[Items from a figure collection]
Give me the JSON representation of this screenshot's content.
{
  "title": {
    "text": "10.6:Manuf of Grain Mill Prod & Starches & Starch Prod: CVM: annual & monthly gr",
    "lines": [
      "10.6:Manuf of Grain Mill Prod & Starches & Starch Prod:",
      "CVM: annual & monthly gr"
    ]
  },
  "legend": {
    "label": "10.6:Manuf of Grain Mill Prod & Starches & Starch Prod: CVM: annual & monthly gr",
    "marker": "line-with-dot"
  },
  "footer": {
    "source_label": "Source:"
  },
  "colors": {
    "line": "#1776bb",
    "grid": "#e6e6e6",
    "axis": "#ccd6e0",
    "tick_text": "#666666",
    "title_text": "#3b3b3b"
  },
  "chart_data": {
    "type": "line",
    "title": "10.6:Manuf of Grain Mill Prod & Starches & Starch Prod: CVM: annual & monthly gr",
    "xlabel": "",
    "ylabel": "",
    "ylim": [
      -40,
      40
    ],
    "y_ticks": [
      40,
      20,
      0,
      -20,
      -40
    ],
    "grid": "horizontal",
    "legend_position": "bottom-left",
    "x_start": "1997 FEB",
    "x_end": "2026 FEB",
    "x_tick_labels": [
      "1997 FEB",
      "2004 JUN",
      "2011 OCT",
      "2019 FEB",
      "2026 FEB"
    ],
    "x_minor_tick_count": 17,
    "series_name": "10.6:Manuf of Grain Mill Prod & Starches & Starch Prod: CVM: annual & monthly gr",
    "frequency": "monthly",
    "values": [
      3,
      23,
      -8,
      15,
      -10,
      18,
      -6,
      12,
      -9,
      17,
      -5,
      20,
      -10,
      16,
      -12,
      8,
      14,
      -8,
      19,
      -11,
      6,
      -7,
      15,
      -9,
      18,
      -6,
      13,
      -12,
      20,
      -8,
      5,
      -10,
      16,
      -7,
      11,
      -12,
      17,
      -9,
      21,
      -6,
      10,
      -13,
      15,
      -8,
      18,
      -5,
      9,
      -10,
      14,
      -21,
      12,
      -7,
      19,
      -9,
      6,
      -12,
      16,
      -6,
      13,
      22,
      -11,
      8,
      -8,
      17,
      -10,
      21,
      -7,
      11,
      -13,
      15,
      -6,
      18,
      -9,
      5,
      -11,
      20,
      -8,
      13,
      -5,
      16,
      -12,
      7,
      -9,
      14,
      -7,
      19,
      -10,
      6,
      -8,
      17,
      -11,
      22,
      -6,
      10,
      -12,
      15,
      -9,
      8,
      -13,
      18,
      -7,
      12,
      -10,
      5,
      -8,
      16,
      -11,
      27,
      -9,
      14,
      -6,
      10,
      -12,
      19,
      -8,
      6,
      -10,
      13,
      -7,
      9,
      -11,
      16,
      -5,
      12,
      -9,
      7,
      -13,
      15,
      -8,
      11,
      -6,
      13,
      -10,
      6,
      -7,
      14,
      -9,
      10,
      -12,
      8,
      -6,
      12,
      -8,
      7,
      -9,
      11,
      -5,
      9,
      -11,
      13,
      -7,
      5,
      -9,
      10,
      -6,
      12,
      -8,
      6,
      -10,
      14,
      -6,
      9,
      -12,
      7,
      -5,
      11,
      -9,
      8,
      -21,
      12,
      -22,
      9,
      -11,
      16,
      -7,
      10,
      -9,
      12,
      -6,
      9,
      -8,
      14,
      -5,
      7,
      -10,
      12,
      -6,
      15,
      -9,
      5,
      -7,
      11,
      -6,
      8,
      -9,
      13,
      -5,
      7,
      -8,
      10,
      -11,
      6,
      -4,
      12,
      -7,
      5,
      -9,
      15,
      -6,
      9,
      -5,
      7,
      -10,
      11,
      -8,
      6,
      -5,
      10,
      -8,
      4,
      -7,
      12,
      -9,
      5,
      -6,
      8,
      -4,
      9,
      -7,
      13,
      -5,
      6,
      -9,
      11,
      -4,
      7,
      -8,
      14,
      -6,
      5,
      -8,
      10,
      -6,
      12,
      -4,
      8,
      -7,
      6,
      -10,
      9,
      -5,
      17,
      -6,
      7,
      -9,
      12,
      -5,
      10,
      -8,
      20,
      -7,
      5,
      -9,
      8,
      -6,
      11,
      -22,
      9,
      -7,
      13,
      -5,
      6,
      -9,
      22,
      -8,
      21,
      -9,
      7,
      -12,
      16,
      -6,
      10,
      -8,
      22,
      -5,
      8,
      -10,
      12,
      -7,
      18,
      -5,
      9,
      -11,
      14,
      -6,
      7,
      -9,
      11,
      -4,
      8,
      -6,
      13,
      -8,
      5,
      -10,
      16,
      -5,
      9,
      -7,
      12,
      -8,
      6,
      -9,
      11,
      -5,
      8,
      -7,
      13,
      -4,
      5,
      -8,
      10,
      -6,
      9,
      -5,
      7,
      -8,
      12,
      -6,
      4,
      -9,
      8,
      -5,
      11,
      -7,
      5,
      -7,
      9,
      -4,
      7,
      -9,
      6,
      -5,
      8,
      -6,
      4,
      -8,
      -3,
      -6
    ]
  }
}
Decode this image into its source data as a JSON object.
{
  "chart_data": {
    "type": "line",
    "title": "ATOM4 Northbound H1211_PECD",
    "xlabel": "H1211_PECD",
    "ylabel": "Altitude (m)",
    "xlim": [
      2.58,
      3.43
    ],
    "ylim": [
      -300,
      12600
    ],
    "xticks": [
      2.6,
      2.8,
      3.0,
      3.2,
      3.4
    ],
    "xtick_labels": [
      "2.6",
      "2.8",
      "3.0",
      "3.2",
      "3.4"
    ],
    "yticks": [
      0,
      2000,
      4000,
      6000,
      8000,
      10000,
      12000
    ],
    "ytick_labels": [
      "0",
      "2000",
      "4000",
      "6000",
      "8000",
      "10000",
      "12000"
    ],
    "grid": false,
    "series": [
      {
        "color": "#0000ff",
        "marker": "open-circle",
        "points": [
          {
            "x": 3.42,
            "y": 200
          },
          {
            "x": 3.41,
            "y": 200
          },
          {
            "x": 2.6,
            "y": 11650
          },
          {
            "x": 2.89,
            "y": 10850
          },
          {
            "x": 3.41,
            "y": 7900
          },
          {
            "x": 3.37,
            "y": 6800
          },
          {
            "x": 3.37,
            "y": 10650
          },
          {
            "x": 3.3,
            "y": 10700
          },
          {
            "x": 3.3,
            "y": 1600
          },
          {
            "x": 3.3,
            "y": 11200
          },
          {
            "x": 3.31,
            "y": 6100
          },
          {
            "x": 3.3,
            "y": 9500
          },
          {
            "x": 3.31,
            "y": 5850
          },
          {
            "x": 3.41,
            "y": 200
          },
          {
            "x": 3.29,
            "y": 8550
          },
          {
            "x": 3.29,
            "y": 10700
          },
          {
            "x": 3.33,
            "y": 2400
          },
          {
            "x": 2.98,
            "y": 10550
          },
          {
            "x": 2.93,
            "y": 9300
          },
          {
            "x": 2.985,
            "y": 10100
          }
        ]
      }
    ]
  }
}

Request. Output all of the material exactly as written.

Task output.
Give me the JSON representation of this screenshot's content.
{
  "title": {
    "text": "10.6:Manuf of Grain Mill Prod & Starches & Starch Prod: CVM: annual & monthly gr",
    "lines": [
      "10.6:Manuf of Grain Mill Prod & Starches & Starch Prod:",
      "CVM: annual & monthly gr"
    ]
  },
  "legend": {
    "label": "10.6:Manuf of Grain Mill Prod & Starches & Starch Prod: CVM: annual & monthly gr",
    "marker": "line-with-dot"
  },
  "footer": {
    "source_label": "Source:"
  },
  "colors": {
    "line": "#1776bb",
    "grid": "#e6e6e6",
    "axis": "#ccd6e0",
    "tick_text": "#666666",
    "title_text": "#3b3b3b"
  },
  "chart_data": {
    "type": "line",
    "title": "10.6:Manuf of Grain Mill Prod & Starches & Starch Prod: CVM: annual & monthly gr",
    "xlabel": "",
    "ylabel": "",
    "ylim": [
      -40,
      40
    ],
    "y_ticks": [
      40,
      20,
      0,
      -20,
      -40
    ],
    "grid": "horizontal",
    "legend_position": "bottom-left",
    "x_start": "1997 FEB",
    "x_end": "2026 FEB",
    "x_tick_labels": [
      "1997 FEB",
      "2004 JUN",
      "2011 OCT",
      "2019 FEB",
      "2026 FEB"
    ],
    "x_minor_tick_count": 17,
    "series_name": "10.6:Manuf of Grain Mill Prod & Starches & Starch Prod: CVM: annual & monthly gr",
    "frequency": "monthly",
    "values": [
      3,
      23,
      -8,
      15,
      -10,
      18,
      -6,
      12,
      -9,
      17,
      -5,
      20,
      -10,
      16,
      -12,
      8,
      14,
      -8,
      19,
      -11,
      6,
      -7,
      15,
      -9,
      18,
      -6,
      13,
      -12,
      20,
      -8,
      5,
      -10,
      16,
      -7,
      11,
      -12,
      17,
      -9,
      21,
      -6,
      10,
      -13,
      15,
      -8,
      18,
      -5,
      9,
      -10,
      14,
      -21,
      12,
      -7,
      19,
      -9,
      6,
      -12,
      16,
      -6,
      13,
      22,
      -11,
      8,
      -8,
      17,
      -10,
      21,
      -7,
      11,
      -13,
      15,
      -6,
      18,
      -9,
      5,
      -11,
      20,
      -8,
      13,
      -5,
      16,
      -12,
      7,
      -9,
      14,
      -7,
      19,
      -10,
      6,
      -8,
      17,
      -11,
      22,
      -6,
      10,
      -12,
      15,
      -9,
      8,
      -13,
      18,
      -7,
      12,
      -10,
      5,
      -8,
      16,
      -11,
      27,
      -9,
      14,
      -6,
      10,
      -12,
      19,
      -8,
      6,
      -10,
      13,
      -7,
      9,
      -11,
      16,
      -5,
      12,
      -9,
      7,
      -13,
      15,
      -8,
      11,
      -6,
      13,
      -10,
      6,
      -7,
      14,
      -9,
      10,
      -12,
      8,
      -6,
      12,
      -8,
      7,
      -9,
      11,
      -5,
      9,
      -11,
      13,
      -7,
      5,
      -9,
      10,
      -6,
      12,
      -8,
      6,
      -10,
      14,
      -6,
      9,
      -12,
      7,
      -5,
      11,
      -9,
      8,
      -21,
      12,
      -22,
      9,
      -11,
      16,
      -7,
      10,
      -9,
      12,
      -6,
      9,
      -8,
      14,
      -5,
      7,
      -10,
      12,
      -6,
      15,
      -9,
      5,
      -7,
      11,
      -6,
      8,
      -9,
      13,
      -5,
      7,
      -8,
      10,
      -11,
      6,
      -4,
      12,
      -7,
      5,
      -9,
      15,
      -6,
      9,
      -5,
      7,
      -10,
      11,
      -8,
      6,
      -5,
      10,
      -8,
      4,
      -7,
      12,
      -9,
      5,
      -6,
      8,
      -4,
      9,
      -7,
      13,
      -5,
      6,
      -9,
      11,
      -4,
      7,
      -8,
      14,
      -6,
      5,
      -8,
      10,
      -6,
      12,
      -4,
      8,
      -7,
      6,
      -10,
      9,
      -5,
      17,
      -6,
      7,
      -9,
      12,
      -5,
      10,
      -8,
      20,
      -7,
      5,
      -9,
      8,
      -6,
      11,
      -22,
      9,
      -7,
      13,
      -5,
      6,
      -9,
      22,
      -8,
      21,
      -9,
      7,
      -12,
      16,
      -6,
      10,
      -8,
      22,
      -5,
      8,
      -10,
      12,
      -7,
      18,
      -5,
      9,
      -11,
      14,
      -6,
      7,
      -9,
      11,
      -4,
      8,
      -6,
      13,
      -8,
      5,
      -10,
      16,
      -5,
      9,
      -7,
      12,
      -8,
      6,
      -9,
      11,
      -5,
      8,
      -7,
      13,
      -4,
      5,
      -8,
      10,
      -6,
      9,
      -5,
      7,
      -8,
      12,
      -6,
      4,
      -9,
      8,
      -5,
      11,
      -7,
      5,
      -7,
      9,
      -4,
      7,
      -9,
      6,
      -5,
      8,
      -6,
      4,
      -8,
      -3,
      -6
    ]
  }
}
Decode this image into its source data as a JSON object.
{
  "chart_data": {
    "type": "line",
    "title": "ATOM4 Northbound H1211_PECD",
    "xlabel": "H1211_PECD",
    "ylabel": "Altitude (m)",
    "xlim": [
      2.58,
      3.43
    ],
    "ylim": [
      -300,
      12600
    ],
    "xticks": [
      2.6,
      2.8,
      3.0,
      3.2,
      3.4
    ],
    "xtick_labels": [
      "2.6",
      "2.8",
      "3.0",
      "3.2",
      "3.4"
    ],
    "yticks": [
      0,
      2000,
      4000,
      6000,
      8000,
      10000,
      12000
    ],
    "ytick_labels": [
      "0",
      "2000",
      "4000",
      "6000",
      "8000",
      "10000",
      "12000"
    ],
    "grid": false,
    "series": [
      {
        "color": "#0000ff",
        "marker": "open-circle",
        "points": [
          {
            "x": 3.42,
            "y": 200
          },
          {
            "x": 3.41,
            "y": 200
          },
          {
            "x": 2.6,
            "y": 11650
          },
          {
            "x": 2.89,
            "y": 10850
          },
          {
            "x": 3.41,
            "y": 7900
          },
          {
            "x": 3.37,
            "y": 6800
          },
          {
            "x": 3.37,
            "y": 10650
          },
          {
            "x": 3.3,
            "y": 10700
          },
          {
            "x": 3.3,
            "y": 1600
          },
          {
            "x": 3.3,
            "y": 11200
          },
          {
            "x": 3.31,
            "y": 6100
          },
          {
            "x": 3.3,
            "y": 9500
          },
          {
            "x": 3.31,
            "y": 5850
          },
          {
            "x": 3.41,
            "y": 200
          },
          {
            "x": 3.29,
            "y": 8550
          },
          {
            "x": 3.29,
            "y": 10700
          },
          {
            "x": 3.33,
            "y": 2400
          },
          {
            "x": 2.98,
            "y": 10550
          },
          {
            "x": 2.93,
            "y": 9300
          },
          {
            "x": 2.985,
            "y": 10100
          }
        ]
      }
    ]
  }
}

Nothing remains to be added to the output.